TASK: Copy out all of the material exactly as presented.

DATA FOR THE TASK:
__________

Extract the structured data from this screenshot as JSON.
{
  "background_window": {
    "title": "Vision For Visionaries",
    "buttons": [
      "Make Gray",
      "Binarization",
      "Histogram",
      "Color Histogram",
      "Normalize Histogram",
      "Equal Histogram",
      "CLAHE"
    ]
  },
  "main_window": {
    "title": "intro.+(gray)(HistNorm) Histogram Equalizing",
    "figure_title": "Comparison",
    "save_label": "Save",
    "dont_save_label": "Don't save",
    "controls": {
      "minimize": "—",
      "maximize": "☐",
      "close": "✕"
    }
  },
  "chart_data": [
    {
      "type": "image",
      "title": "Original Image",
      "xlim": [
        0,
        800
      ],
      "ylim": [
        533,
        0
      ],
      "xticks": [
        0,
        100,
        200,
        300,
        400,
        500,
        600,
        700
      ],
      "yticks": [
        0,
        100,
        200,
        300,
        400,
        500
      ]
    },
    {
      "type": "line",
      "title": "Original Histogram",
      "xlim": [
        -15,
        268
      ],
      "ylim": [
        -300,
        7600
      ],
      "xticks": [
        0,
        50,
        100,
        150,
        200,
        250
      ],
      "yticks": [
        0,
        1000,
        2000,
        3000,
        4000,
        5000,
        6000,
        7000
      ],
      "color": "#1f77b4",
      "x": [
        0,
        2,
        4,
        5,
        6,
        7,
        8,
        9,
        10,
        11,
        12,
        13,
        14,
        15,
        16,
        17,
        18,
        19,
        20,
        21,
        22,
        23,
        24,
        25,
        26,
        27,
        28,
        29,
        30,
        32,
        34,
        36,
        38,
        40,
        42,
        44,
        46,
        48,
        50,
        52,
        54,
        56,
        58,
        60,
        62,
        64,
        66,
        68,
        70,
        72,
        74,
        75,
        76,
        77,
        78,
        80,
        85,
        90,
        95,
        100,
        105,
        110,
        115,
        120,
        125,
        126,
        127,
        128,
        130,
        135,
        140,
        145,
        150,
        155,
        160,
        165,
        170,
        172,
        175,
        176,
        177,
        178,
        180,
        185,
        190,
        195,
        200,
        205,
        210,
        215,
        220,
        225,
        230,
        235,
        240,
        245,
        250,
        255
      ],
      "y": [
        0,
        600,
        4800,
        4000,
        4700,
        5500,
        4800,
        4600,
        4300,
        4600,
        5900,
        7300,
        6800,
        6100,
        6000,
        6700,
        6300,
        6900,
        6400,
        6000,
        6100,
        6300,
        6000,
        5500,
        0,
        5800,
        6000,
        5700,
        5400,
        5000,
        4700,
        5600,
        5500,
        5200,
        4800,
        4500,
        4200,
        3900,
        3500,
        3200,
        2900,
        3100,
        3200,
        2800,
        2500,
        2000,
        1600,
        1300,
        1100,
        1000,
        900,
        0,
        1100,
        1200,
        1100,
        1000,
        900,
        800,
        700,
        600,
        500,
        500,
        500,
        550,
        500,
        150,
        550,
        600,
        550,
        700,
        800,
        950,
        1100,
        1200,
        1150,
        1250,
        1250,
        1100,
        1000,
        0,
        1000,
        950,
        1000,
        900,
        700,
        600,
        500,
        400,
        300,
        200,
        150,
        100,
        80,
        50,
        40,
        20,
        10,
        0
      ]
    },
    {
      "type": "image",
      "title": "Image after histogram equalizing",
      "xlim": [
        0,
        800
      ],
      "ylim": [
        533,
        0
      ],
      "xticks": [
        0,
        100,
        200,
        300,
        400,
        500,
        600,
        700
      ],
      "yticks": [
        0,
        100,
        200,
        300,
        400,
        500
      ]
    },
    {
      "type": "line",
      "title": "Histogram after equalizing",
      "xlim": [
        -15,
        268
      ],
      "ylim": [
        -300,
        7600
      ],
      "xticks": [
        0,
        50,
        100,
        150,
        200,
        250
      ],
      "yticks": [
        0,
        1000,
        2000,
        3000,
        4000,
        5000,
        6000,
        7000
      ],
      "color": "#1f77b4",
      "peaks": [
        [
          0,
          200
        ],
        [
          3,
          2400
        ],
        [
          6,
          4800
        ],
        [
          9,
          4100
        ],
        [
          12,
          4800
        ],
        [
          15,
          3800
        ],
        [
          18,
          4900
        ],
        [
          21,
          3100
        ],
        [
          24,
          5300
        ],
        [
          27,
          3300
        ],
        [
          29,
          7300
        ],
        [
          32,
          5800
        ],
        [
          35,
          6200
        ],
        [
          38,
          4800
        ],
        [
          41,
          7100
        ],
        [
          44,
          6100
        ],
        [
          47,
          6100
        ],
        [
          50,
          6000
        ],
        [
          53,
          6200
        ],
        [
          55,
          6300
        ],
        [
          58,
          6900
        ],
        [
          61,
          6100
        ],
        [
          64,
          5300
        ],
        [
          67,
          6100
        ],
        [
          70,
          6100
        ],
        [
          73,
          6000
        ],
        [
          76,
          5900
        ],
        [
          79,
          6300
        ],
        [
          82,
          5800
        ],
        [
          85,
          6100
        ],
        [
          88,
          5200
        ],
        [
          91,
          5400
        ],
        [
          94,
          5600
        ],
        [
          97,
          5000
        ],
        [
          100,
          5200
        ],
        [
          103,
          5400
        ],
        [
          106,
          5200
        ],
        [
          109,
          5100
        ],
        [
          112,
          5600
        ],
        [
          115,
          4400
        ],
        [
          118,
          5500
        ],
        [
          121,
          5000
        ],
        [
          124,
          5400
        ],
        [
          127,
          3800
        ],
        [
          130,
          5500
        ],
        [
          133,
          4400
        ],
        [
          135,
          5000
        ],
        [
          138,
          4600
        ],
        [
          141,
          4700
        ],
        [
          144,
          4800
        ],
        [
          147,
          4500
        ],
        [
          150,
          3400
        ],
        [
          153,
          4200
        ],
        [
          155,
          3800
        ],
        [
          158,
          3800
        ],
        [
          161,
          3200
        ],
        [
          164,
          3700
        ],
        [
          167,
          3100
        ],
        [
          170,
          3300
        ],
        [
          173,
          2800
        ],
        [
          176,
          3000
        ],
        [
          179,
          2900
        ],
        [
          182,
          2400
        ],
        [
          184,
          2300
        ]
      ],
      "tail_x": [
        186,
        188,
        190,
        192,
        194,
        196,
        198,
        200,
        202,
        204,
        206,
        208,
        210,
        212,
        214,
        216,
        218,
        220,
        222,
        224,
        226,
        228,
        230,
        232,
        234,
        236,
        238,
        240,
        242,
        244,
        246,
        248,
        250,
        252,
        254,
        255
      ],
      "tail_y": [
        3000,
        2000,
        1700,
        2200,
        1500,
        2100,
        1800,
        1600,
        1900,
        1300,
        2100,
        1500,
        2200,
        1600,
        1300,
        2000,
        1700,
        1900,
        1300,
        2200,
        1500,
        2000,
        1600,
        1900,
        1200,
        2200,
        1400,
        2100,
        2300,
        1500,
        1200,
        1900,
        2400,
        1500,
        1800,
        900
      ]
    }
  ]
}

__________

REPLY TO THE TASK:
Extract the structured data from this screenshot as JSON.
{
  "background_window": {
    "title": "Vision For Visionaries",
    "buttons": [
      "Make Gray",
      "Binarization",
      "Histogram",
      "Color Histogram",
      "Normalize Histogram",
      "Equal Histogram",
      "CLAHE"
    ]
  },
  "main_window": {
    "title": "intro.+(gray)(HistNorm) Histogram Equalizing",
    "figure_title": "Comparison",
    "save_label": "Save",
    "dont_save_label": "Don't save",
    "controls": {
      "minimize": "—",
      "maximize": "☐",
      "close": "✕"
    }
  },
  "chart_data": [
    {
      "type": "image",
      "title": "Original Image",
      "xlim": [
        0,
        800
      ],
      "ylim": [
        533,
        0
      ],
      "xticks": [
        0,
        100,
        200,
        300,
        400,
        500,
        600,
        700
      ],
      "yticks": [
        0,
        100,
        200,
        300,
        400,
        500
      ]
    },
    {
      "type": "line",
      "title": "Original Histogram",
      "xlim": [
        -15,
        268
      ],
      "ylim": [
        -300,
        7600
      ],
      "xticks": [
        0,
        50,
        100,
        150,
        200,
        250
      ],
      "yticks": [
        0,
        1000,
        2000,
        3000,
        4000,
        5000,
        6000,
        7000
      ],
      "color": "#1f77b4",
      "x": [
        0,
        2,
        4,
        5,
        6,
        7,
        8,
        9,
        10,
        11,
        12,
        13,
        14,
        15,
        16,
        17,
        18,
        19,
        20,
        21,
        22,
        23,
        24,
        25,
        26,
        27,
        28,
        29,
        30,
        32,
        34,
        36,
        38,
        40,
        42,
        44,
        46,
        48,
        50,
        52,
        54,
        56,
        58,
        60,
        62,
        64,
        66,
        68,
        70,
        72,
        74,
        75,
        76,
        77,
        78,
        80,
        85,
        90,
        95,
        100,
        105,
        110,
        115,
        120,
        125,
        126,
        127,
        128,
        130,
        135,
        140,
        145,
        150,
        155,
        160,
        165,
        170,
        172,
        175,
        176,
        177,
        178,
        180,
        185,
        190,
        195,
        200,
        205,
        210,
        215,
        220,
        225,
        230,
        235,
        240,
        245,
        250,
        255
      ],
      "y": [
        0,
        600,
        4800,
        4000,
        4700,
        5500,
        4800,
        4600,
        4300,
        4600,
        5900,
        7300,
        6800,
        6100,
        6000,
        6700,
        6300,
        6900,
        6400,
        6000,
        6100,
        6300,
        6000,
        5500,
        0,
        5800,
        6000,
        5700,
        5400,
        5000,
        4700,
        5600,
        5500,
        5200,
        4800,
        4500,
        4200,
        3900,
        3500,
        3200,
        2900,
        3100,
        3200,
        2800,
        2500,
        2000,
        1600,
        1300,
        1100,
        1000,
        900,
        0,
        1100,
        1200,
        1100,
        1000,
        900,
        800,
        700,
        600,
        500,
        500,
        500,
        550,
        500,
        150,
        550,
        600,
        550,
        700,
        800,
        950,
        1100,
        1200,
        1150,
        1250,
        1250,
        1100,
        1000,
        0,
        1000,
        950,
        1000,
        900,
        700,
        600,
        500,
        400,
        300,
        200,
        150,
        100,
        80,
        50,
        40,
        20,
        10,
        0
      ]
    },
    {
      "type": "image",
      "title": "Image after histogram equalizing",
      "xlim": [
        0,
        800
      ],
      "ylim": [
        533,
        0
      ],
      "xticks": [
        0,
        100,
        200,
        300,
        400,
        500,
        600,
        700
      ],
      "yticks": [
        0,
        100,
        200,
        300,
        400,
        500
      ]
    },
    {
      "type": "line",
      "title": "Histogram after equalizing",
      "xlim": [
        -15,
        268
      ],
      "ylim": [
        -300,
        7600
      ],
      "xticks": [
        0,
        50,
        100,
        150,
        200,
        250
      ],
      "yticks": [
        0,
        1000,
        2000,
        3000,
        4000,
        5000,
        6000,
        7000
      ],
      "color": "#1f77b4",
      "peaks": [
        [
          0,
          200
        ],
        [
          3,
          2400
        ],
        [
          6,
          4800
        ],
        [
          9,
          4100
        ],
        [
          12,
          4800
        ],
        [
          15,
          3800
        ],
        [
          18,
          4900
        ],
        [
          21,
          3100
        ],
        [
          24,
          5300
        ],
        [
          27,
          3300
        ],
        [
          29,
          7300
        ],
        [
          32,
          5800
        ],
        [
          35,
          6200
        ],
        [
          38,
          4800
        ],
        [
          41,
          7100
        ],
        [
          44,
          6100
        ],
        [
          47,
          6100
        ],
        [
          50,
          6000
        ],
        [
          53,
          6200
        ],
        [
          55,
          6300
        ],
        [
          58,
          6900
        ],
        [
          61,
          6100
        ],
        [
          64,
          5300
        ],
        [
          67,
          6100
        ],
        [
          70,
          6100
        ],
        [
          73,
          6000
        ],
        [
          76,
          5900
        ],
        [
          79,
          6300
        ],
        [
          82,
          5800
        ],
        [
          85,
          6100
        ],
        [
          88,
          5200
        ],
        [
          91,
          5400
        ],
        [
          94,
          5600
        ],
        [
          97,
          5000
        ],
        [
          100,
          5200
        ],
        [
          103,
          5400
        ],
        [
          106,
          5200
        ],
        [
          109,
          5100
        ],
        [
          112,
          5600
        ],
        [
          115,
          4400
        ],
        [
          118,
          5500
        ],
        [
          121,
          5000
        ],
        [
          124,
          5400
        ],
        [
          127,
          3800
        ],
        [
          130,
          5500
        ],
        [
          133,
          4400
        ],
        [
          135,
          5000
        ],
        [
          138,
          4600
        ],
        [
          141,
          4700
        ],
        [
          144,
          4800
        ],
        [
          147,
          4500
        ],
        [
          150,
          3400
        ],
        [
          153,
          4200
        ],
        [
          155,
          3800
        ],
        [
          158,
          3800
        ],
        [
          161,
          3200
        ],
        [
          164,
          3700
        ],
        [
          167,
          3100
        ],
        [
          170,
          3300
        ],
        [
          173,
          2800
        ],
        [
          176,
          3000
        ],
        [
          179,
          2900
        ],
        [
          182,
          2400
        ],
        [
          184,
          2300
        ]
      ],
      "tail_x": [
        186,
        188,
        190,
        192,
        194,
        196,
        198,
        200,
        202,
        204,
        206,
        208,
        210,
        212,
        214,
        216,
        218,
        220,
        222,
        224,
        226,
        228,
        230,
        232,
        234,
        236,
        238,
        240,
        242,
        244,
        246,
        248,
        250,
        252,
        254,
        255
      ],
      "tail_y": [
        3000,
        2000,
        1700,
        2200,
        1500,
        2100,
        1800,
        1600,
        1900,
        1300,
        2100,
        1500,
        2200,
        1600,
        1300,
        2000,
        1700,
        1900,
        1300,
        2200,
        1500,
        2000,
        1600,
        1900,
        1200,
        2200,
        1400,
        2100,
        2300,
        1500,
        1200,
        1900,
        2400,
        1500,
        1800,
        900
      ]
    }
  ]
}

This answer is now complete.